> **To be done**:
Every line that contains the word "Column" should be copied.

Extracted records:

## Begin

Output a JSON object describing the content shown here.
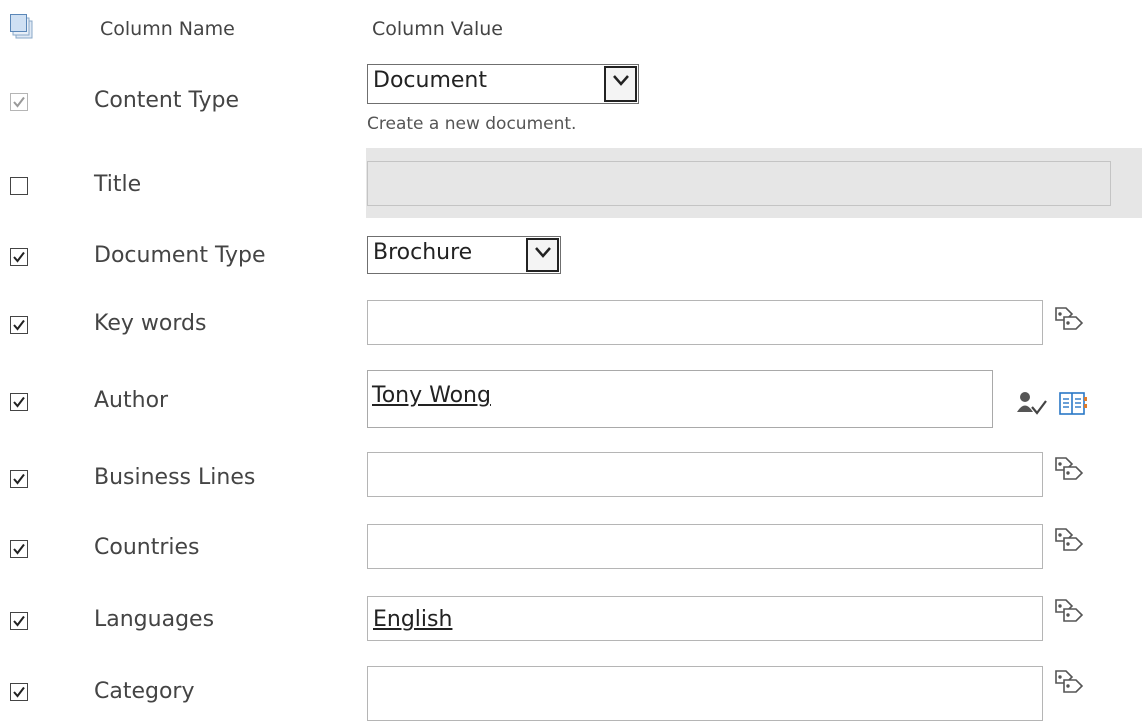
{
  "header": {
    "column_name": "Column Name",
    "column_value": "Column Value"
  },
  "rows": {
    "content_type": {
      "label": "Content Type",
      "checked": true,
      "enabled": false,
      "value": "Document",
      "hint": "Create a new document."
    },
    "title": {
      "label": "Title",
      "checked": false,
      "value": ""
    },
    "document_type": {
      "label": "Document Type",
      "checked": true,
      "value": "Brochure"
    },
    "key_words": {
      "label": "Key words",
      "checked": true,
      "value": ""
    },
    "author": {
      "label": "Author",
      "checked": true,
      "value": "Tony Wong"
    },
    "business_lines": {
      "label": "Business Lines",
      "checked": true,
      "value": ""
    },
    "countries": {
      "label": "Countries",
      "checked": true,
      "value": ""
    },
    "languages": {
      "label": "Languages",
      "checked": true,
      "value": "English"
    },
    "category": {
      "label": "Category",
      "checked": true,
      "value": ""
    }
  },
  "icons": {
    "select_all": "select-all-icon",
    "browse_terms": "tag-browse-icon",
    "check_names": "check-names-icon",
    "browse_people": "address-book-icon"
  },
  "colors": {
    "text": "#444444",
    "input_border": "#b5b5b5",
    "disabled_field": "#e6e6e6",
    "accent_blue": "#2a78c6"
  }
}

## End

> **Solution to the problem**:
    "column_name": "Column Name",
    "column_value": "Column Value"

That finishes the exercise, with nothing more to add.